# WHAT IS REQUIRED
Identify the lines that include the word "xlabel", then copy all of them.

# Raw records

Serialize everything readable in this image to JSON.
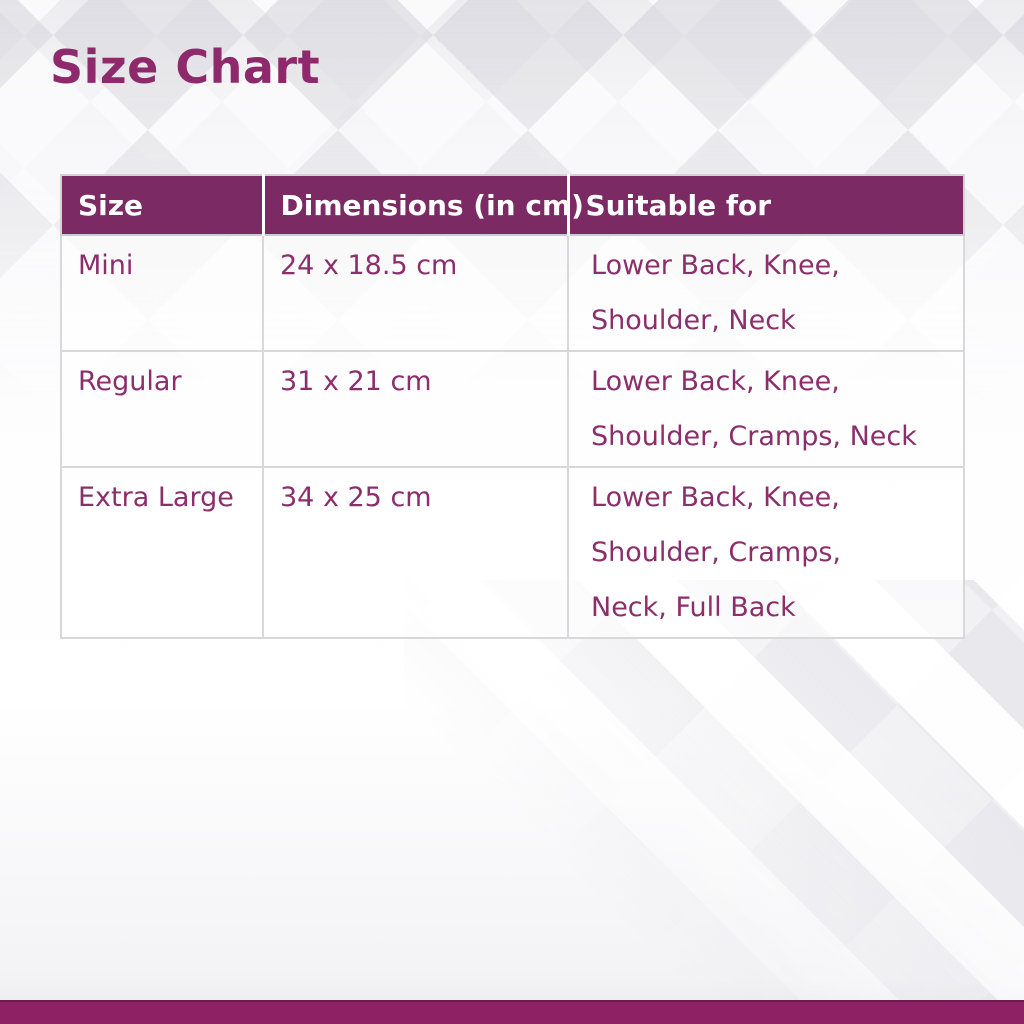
{
  "page": {
    "title": "Size Chart"
  },
  "chart_data": {
    "type": "table",
    "title": "Size Chart",
    "columns": [
      "Size",
      "Dimensions (in cm)",
      "Suitable for"
    ],
    "rows": [
      [
        "Mini",
        "24 x 18.5 cm",
        "Lower Back, Knee, Shoulder, Neck"
      ],
      [
        "Regular",
        "31 x 21 cm",
        "Lower Back, Knee, Shoulder, Cramps, Neck"
      ],
      [
        "Extra Large",
        "34 x 25 cm",
        "Lower Back, Knee, Shoulder, Cramps, Neck, Full Back"
      ]
    ]
  },
  "colors": {
    "title_text": "#8e2a6b",
    "table_header_bg": "#7b2a63",
    "table_header_text": "#ffffff",
    "cell_text": "#8b2e6b",
    "grid_line": "#d8d8db",
    "footer_bar": "#8e2164",
    "background": "#f2f2f5"
  }
}
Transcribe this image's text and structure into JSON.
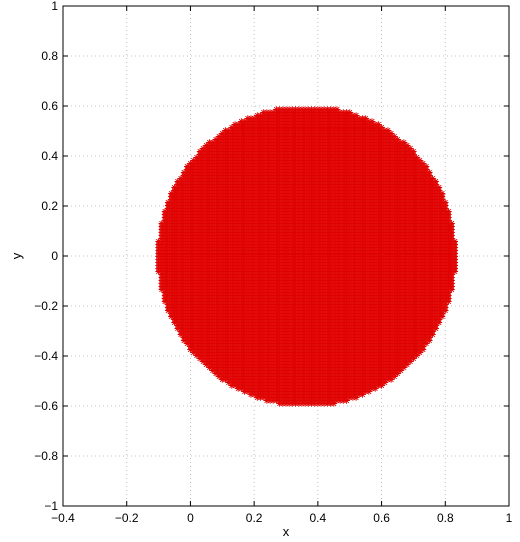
{
  "chart_data": {
    "type": "scatter",
    "title": "",
    "xlabel": "x",
    "ylabel": "y",
    "xlim": [
      -0.4,
      1
    ],
    "ylim": [
      -1,
      1
    ],
    "x_ticks": [
      -0.4,
      -0.2,
      0,
      0.2,
      0.4,
      0.6,
      0.8,
      1
    ],
    "y_ticks": [
      -1,
      -0.8,
      -0.6,
      -0.4,
      -0.2,
      0,
      0.2,
      0.4,
      0.6,
      0.8,
      1
    ],
    "x_tick_labels": [
      "−0.4",
      "−0.2",
      "0",
      "0.2",
      "0.4",
      "0.6",
      "0.8",
      "1"
    ],
    "y_tick_labels": [
      "−1",
      "−0.8",
      "−0.6",
      "−0.4",
      "−0.2",
      "0",
      "0.2",
      "0.4",
      "0.6",
      "0.8",
      "1"
    ],
    "grid": true,
    "legend": "none",
    "marker_color": "#e00000",
    "marker": "asterisk",
    "series": [
      {
        "region": "disc",
        "center": [
          0.365,
          0.0
        ],
        "radius": 0.6,
        "x_range": [
          -0.1,
          0.83
        ],
        "y_range": [
          -0.59,
          0.59
        ],
        "x_step": 0.01,
        "y_step": 0.012
      }
    ]
  }
}
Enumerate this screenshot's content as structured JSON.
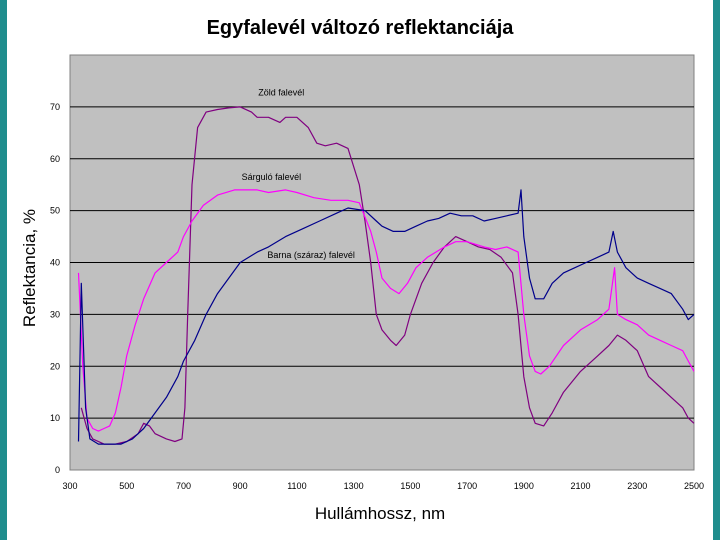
{
  "chart_data": {
    "type": "line",
    "title": "Egyfalevél változó reflektanciája",
    "xlabel": "Hullámhossz, nm",
    "ylabel": "Reflektancia, %",
    "xlim": [
      300,
      2500
    ],
    "ylim": [
      0,
      80
    ],
    "x_ticks": [
      300,
      500,
      700,
      900,
      1100,
      1300,
      1500,
      1700,
      1900,
      2100,
      2300,
      2500
    ],
    "y_ticks": [
      0,
      10,
      20,
      30,
      40,
      50,
      60,
      70
    ],
    "grid": true,
    "background": "#c0c0c0",
    "series": [
      {
        "name": "Zöld falevél",
        "color": "#800080",
        "points": [
          [
            340,
            12
          ],
          [
            360,
            8
          ],
          [
            380,
            6
          ],
          [
            420,
            5
          ],
          [
            460,
            5
          ],
          [
            500,
            5.5
          ],
          [
            540,
            7
          ],
          [
            560,
            9
          ],
          [
            580,
            8.5
          ],
          [
            600,
            7
          ],
          [
            640,
            6
          ],
          [
            670,
            5.5
          ],
          [
            695,
            6
          ],
          [
            705,
            12
          ],
          [
            715,
            30
          ],
          [
            730,
            55
          ],
          [
            750,
            66
          ],
          [
            780,
            69
          ],
          [
            820,
            69.5
          ],
          [
            860,
            69.8
          ],
          [
            900,
            70
          ],
          [
            940,
            69
          ],
          [
            960,
            68
          ],
          [
            1000,
            68
          ],
          [
            1040,
            67
          ],
          [
            1060,
            68
          ],
          [
            1100,
            68
          ],
          [
            1140,
            66
          ],
          [
            1170,
            63
          ],
          [
            1200,
            62.5
          ],
          [
            1240,
            63
          ],
          [
            1280,
            62
          ],
          [
            1320,
            55
          ],
          [
            1340,
            48
          ],
          [
            1360,
            40
          ],
          [
            1380,
            30
          ],
          [
            1400,
            27
          ],
          [
            1430,
            25
          ],
          [
            1450,
            24
          ],
          [
            1480,
            26
          ],
          [
            1500,
            30
          ],
          [
            1540,
            36
          ],
          [
            1580,
            40
          ],
          [
            1620,
            43
          ],
          [
            1660,
            45
          ],
          [
            1700,
            44
          ],
          [
            1740,
            43
          ],
          [
            1780,
            42.5
          ],
          [
            1820,
            41
          ],
          [
            1860,
            38
          ],
          [
            1880,
            30
          ],
          [
            1900,
            18
          ],
          [
            1920,
            12
          ],
          [
            1940,
            9
          ],
          [
            1970,
            8.5
          ],
          [
            2000,
            11
          ],
          [
            2040,
            15
          ],
          [
            2100,
            19
          ],
          [
            2160,
            22
          ],
          [
            2200,
            24
          ],
          [
            2230,
            26
          ],
          [
            2260,
            25
          ],
          [
            2300,
            23
          ],
          [
            2340,
            18
          ],
          [
            2380,
            16
          ],
          [
            2420,
            14
          ],
          [
            2460,
            12
          ],
          [
            2480,
            10
          ],
          [
            2500,
            9
          ]
        ]
      },
      {
        "name": "Sárguló falevél",
        "color": "#ff00ff",
        "points": [
          [
            330,
            38
          ],
          [
            345,
            20
          ],
          [
            360,
            10
          ],
          [
            380,
            8
          ],
          [
            400,
            7.5
          ],
          [
            420,
            8
          ],
          [
            440,
            8.5
          ],
          [
            460,
            11
          ],
          [
            480,
            16
          ],
          [
            500,
            22
          ],
          [
            530,
            28
          ],
          [
            560,
            33
          ],
          [
            600,
            38
          ],
          [
            640,
            40
          ],
          [
            680,
            42
          ],
          [
            700,
            45
          ],
          [
            730,
            48
          ],
          [
            770,
            51
          ],
          [
            820,
            53
          ],
          [
            880,
            54
          ],
          [
            960,
            54
          ],
          [
            1000,
            53.5
          ],
          [
            1060,
            54
          ],
          [
            1100,
            53.5
          ],
          [
            1160,
            52.5
          ],
          [
            1220,
            52
          ],
          [
            1280,
            52
          ],
          [
            1320,
            51.5
          ],
          [
            1360,
            46
          ],
          [
            1380,
            42
          ],
          [
            1400,
            37
          ],
          [
            1430,
            35
          ],
          [
            1460,
            34
          ],
          [
            1490,
            36
          ],
          [
            1520,
            39
          ],
          [
            1560,
            41
          ],
          [
            1620,
            43
          ],
          [
            1660,
            44
          ],
          [
            1700,
            44
          ],
          [
            1760,
            43
          ],
          [
            1800,
            42.5
          ],
          [
            1840,
            43
          ],
          [
            1880,
            42
          ],
          [
            1900,
            30
          ],
          [
            1920,
            22
          ],
          [
            1940,
            19
          ],
          [
            1960,
            18.5
          ],
          [
            1990,
            20
          ],
          [
            2040,
            24
          ],
          [
            2100,
            27
          ],
          [
            2160,
            29
          ],
          [
            2200,
            31
          ],
          [
            2220,
            39
          ],
          [
            2230,
            30
          ],
          [
            2260,
            29
          ],
          [
            2300,
            28
          ],
          [
            2340,
            26
          ],
          [
            2380,
            25
          ],
          [
            2420,
            24
          ],
          [
            2460,
            23
          ],
          [
            2480,
            21
          ],
          [
            2500,
            19
          ]
        ]
      },
      {
        "name": "Barna (száraz) falevél",
        "color": "#00008b",
        "points": [
          [
            330,
            5.5
          ],
          [
            340,
            36
          ],
          [
            355,
            12
          ],
          [
            370,
            6
          ],
          [
            400,
            5
          ],
          [
            440,
            5
          ],
          [
            480,
            5
          ],
          [
            520,
            6
          ],
          [
            560,
            8
          ],
          [
            600,
            11
          ],
          [
            640,
            14
          ],
          [
            680,
            18
          ],
          [
            700,
            21
          ],
          [
            740,
            25
          ],
          [
            780,
            30
          ],
          [
            820,
            34
          ],
          [
            860,
            37
          ],
          [
            900,
            40
          ],
          [
            960,
            42
          ],
          [
            1000,
            43
          ],
          [
            1060,
            45
          ],
          [
            1120,
            46.5
          ],
          [
            1180,
            48
          ],
          [
            1240,
            49.5
          ],
          [
            1280,
            50.5
          ],
          [
            1340,
            50
          ],
          [
            1380,
            48
          ],
          [
            1400,
            47
          ],
          [
            1440,
            46
          ],
          [
            1480,
            46
          ],
          [
            1520,
            47
          ],
          [
            1560,
            48
          ],
          [
            1600,
            48.5
          ],
          [
            1640,
            49.5
          ],
          [
            1680,
            49
          ],
          [
            1720,
            49
          ],
          [
            1760,
            48
          ],
          [
            1800,
            48.5
          ],
          [
            1840,
            49
          ],
          [
            1880,
            49.5
          ],
          [
            1890,
            54
          ],
          [
            1900,
            45
          ],
          [
            1920,
            37
          ],
          [
            1940,
            33
          ],
          [
            1970,
            33
          ],
          [
            2000,
            36
          ],
          [
            2040,
            38
          ],
          [
            2080,
            39
          ],
          [
            2120,
            40
          ],
          [
            2160,
            41
          ],
          [
            2200,
            42
          ],
          [
            2215,
            46
          ],
          [
            2230,
            42
          ],
          [
            2260,
            39
          ],
          [
            2300,
            37
          ],
          [
            2340,
            36
          ],
          [
            2380,
            35
          ],
          [
            2420,
            34
          ],
          [
            2460,
            31
          ],
          [
            2480,
            29
          ],
          [
            2500,
            30
          ]
        ]
      }
    ],
    "annotations": [
      {
        "text": "Zöld falevél",
        "x": 1045,
        "y": 72.2
      },
      {
        "text": "Sárguló falevél",
        "x": 1010,
        "y": 55.9
      },
      {
        "text": "Barna (száraz) falevél",
        "x": 1150,
        "y": 40.9
      }
    ]
  }
}
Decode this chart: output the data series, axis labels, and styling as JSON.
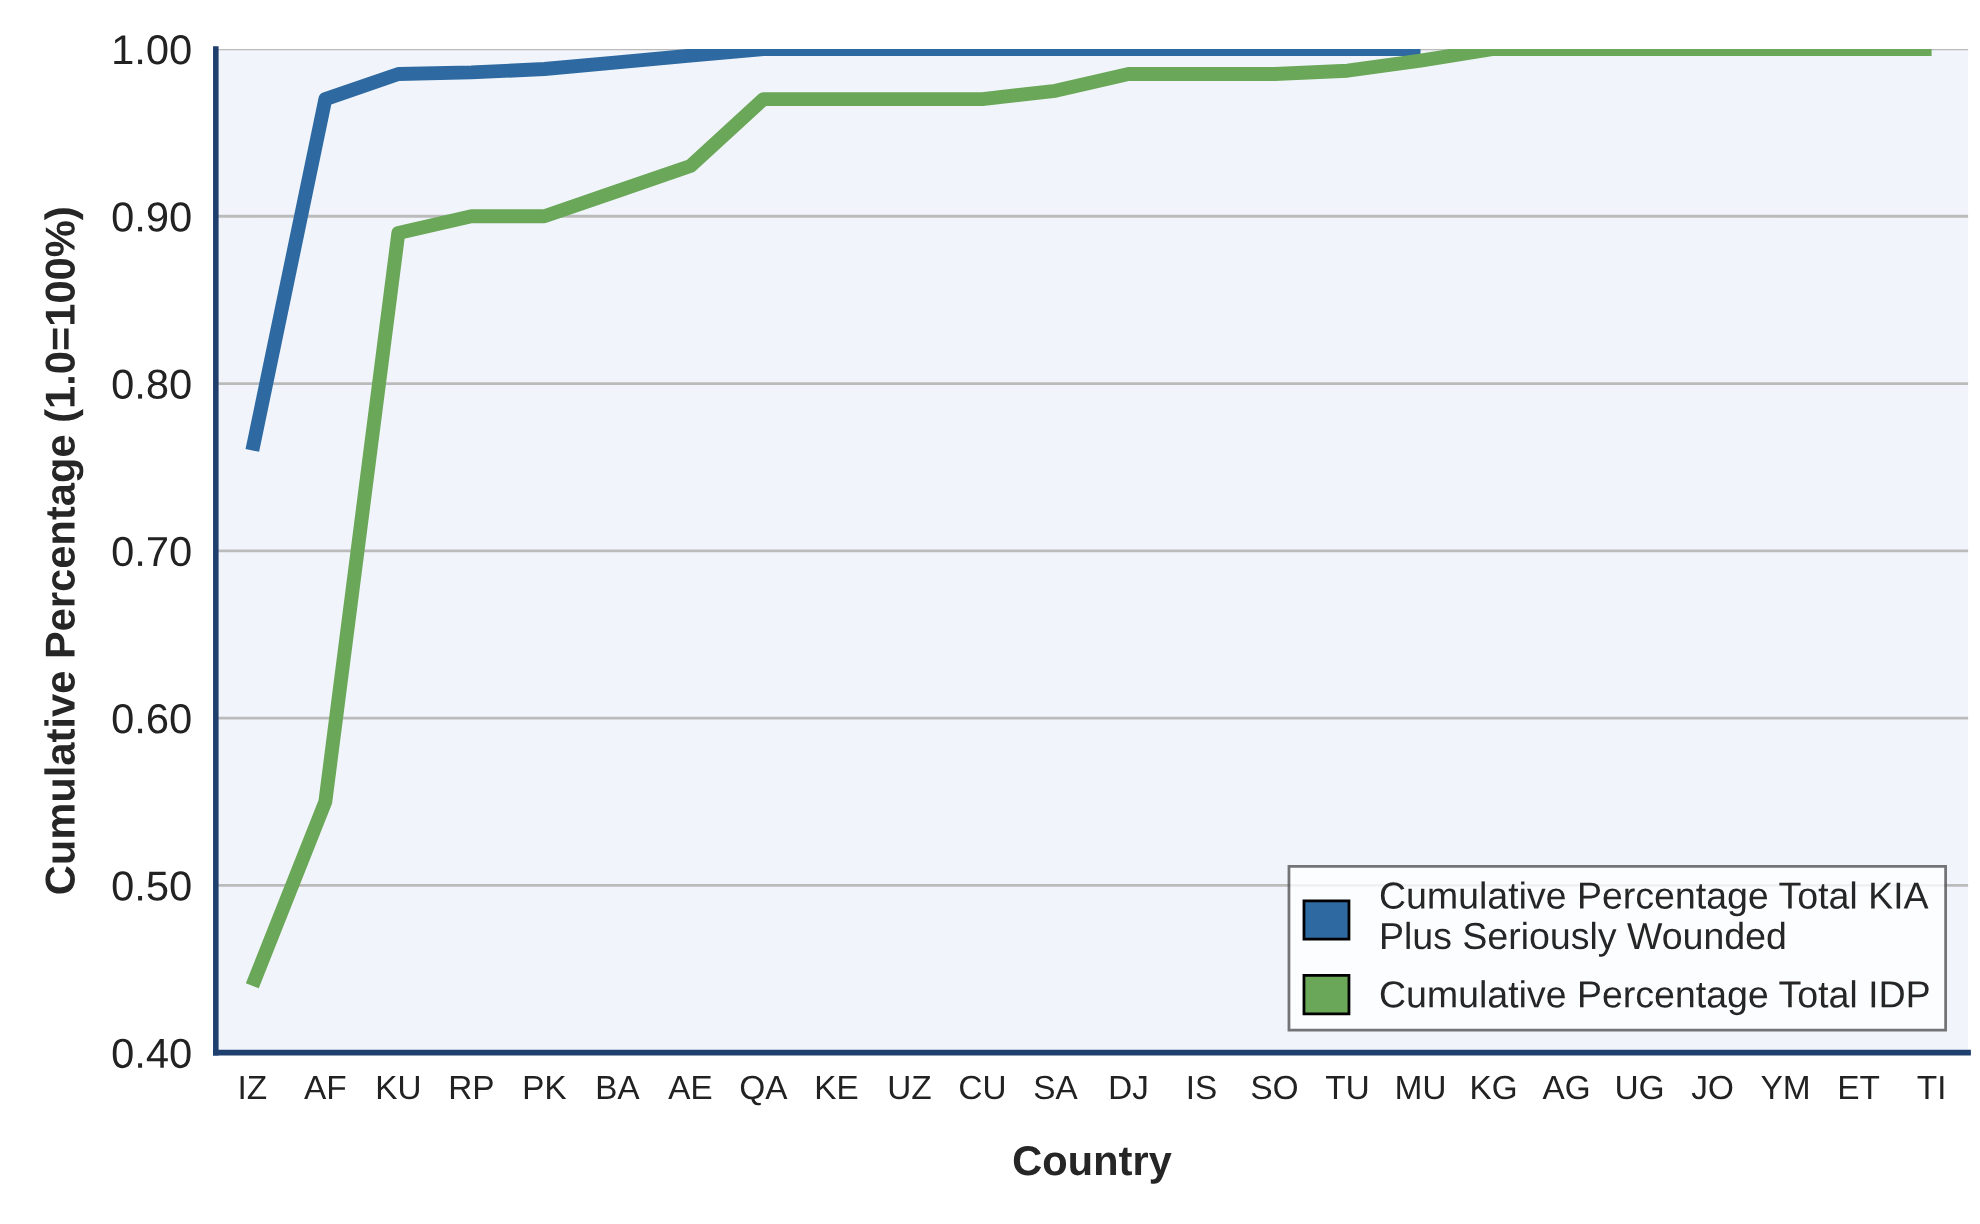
{
  "chart_data": {
    "type": "line",
    "xlabel": "Country",
    "ylabel": "Cumulative Percentage (1.0=100%)",
    "categories": [
      "IZ",
      "AF",
      "KU",
      "RP",
      "PK",
      "BA",
      "AE",
      "QA",
      "KE",
      "UZ",
      "CU",
      "SA",
      "DJ",
      "IS",
      "SO",
      "TU",
      "MU",
      "KG",
      "AG",
      "UG",
      "JO",
      "YM",
      "ET",
      "TI"
    ],
    "series": [
      {
        "name": "Cumulative Percentage Total KIA\nPlus Seriously Wounded",
        "color": "#2e6aa1",
        "values": [
          0.76,
          0.97,
          0.985,
          0.986,
          0.988,
          0.992,
          0.996,
          1.0,
          1.0,
          1.0,
          1.0,
          1.0,
          1.0,
          1.0,
          1.0,
          1.0,
          1.0,
          null,
          null,
          null,
          null,
          null,
          null,
          null
        ]
      },
      {
        "name": "Cumulative Percentage Total IDP",
        "color": "#6aa758",
        "values": [
          0.44,
          0.55,
          0.89,
          0.9,
          0.9,
          0.915,
          0.93,
          0.97,
          0.97,
          0.97,
          0.97,
          0.975,
          0.985,
          0.985,
          0.985,
          0.987,
          0.993,
          1.0,
          1.0,
          1.0,
          1.0,
          1.0,
          1.0,
          1.0
        ]
      }
    ],
    "ylim": [
      0.4,
      1.0
    ],
    "yticks": [
      {
        "value": 0.4,
        "label": "0.40"
      },
      {
        "value": 0.5,
        "label": "0.50"
      },
      {
        "value": 0.6,
        "label": "0.60"
      },
      {
        "value": 0.7,
        "label": "0.70"
      },
      {
        "value": 0.8,
        "label": "0.80"
      },
      {
        "value": 0.9,
        "label": "0.90"
      },
      {
        "value": 1.0,
        "label": "1.00"
      }
    ],
    "grid": "y",
    "legend": "bottom right",
    "marker": "none",
    "line_style": "solid"
  }
}
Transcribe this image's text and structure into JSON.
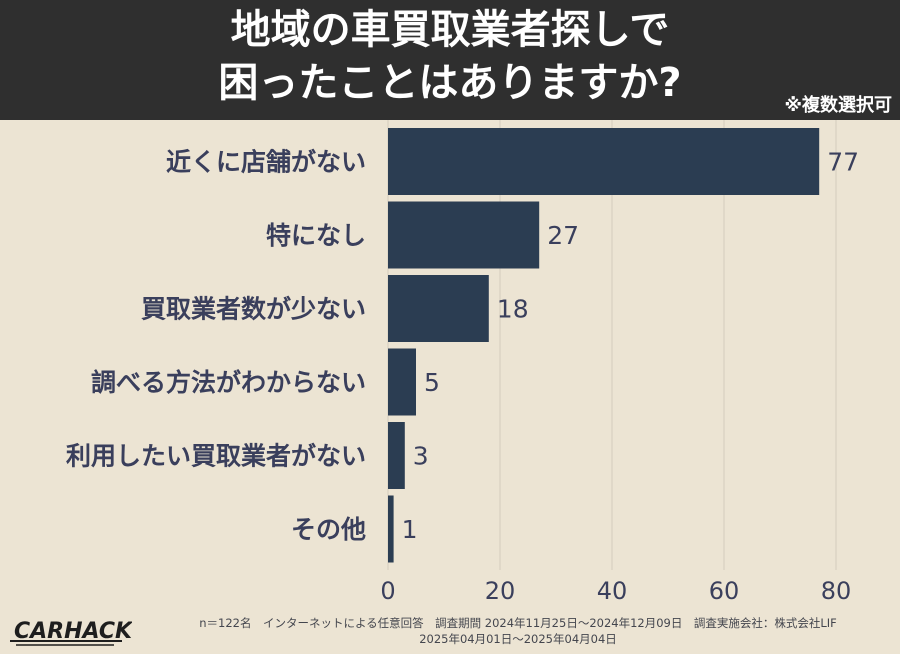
{
  "title_line1": "地域の車買取業者探しで",
  "title_line2": "困ったことはありますか?",
  "note": "※複数選択可",
  "colors": {
    "bar": "#2b3d52",
    "background": "#ece4d3",
    "header": "#2f2f2f",
    "text": "#3a3f5c",
    "grid": "#d4ccbc"
  },
  "chart_data": {
    "type": "bar",
    "orientation": "horizontal",
    "categories": [
      "近くに店舗がない",
      "特になし",
      "買取業者数が少ない",
      "調べる方法がわからない",
      "利用したい買取業者がない",
      "その他"
    ],
    "values": [
      77,
      27,
      18,
      5,
      3,
      1
    ],
    "xlim": [
      0,
      85
    ],
    "xticks": [
      "0",
      "20",
      "40",
      "60",
      "80"
    ],
    "grid": true
  },
  "footer": {
    "logo": "CARHACK",
    "line1": "n＝122名　インターネットによる任意回答　調査期間 2024年11月25日〜2024年12月09日　調査実施会社：株式会社LIF",
    "line2": "2025年04月01日〜2025年04月04日"
  }
}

# THE RESULT
    "xlabel": "x",
    "xlabel": "Hullámhossz, nm",
    "xlabel": "Country",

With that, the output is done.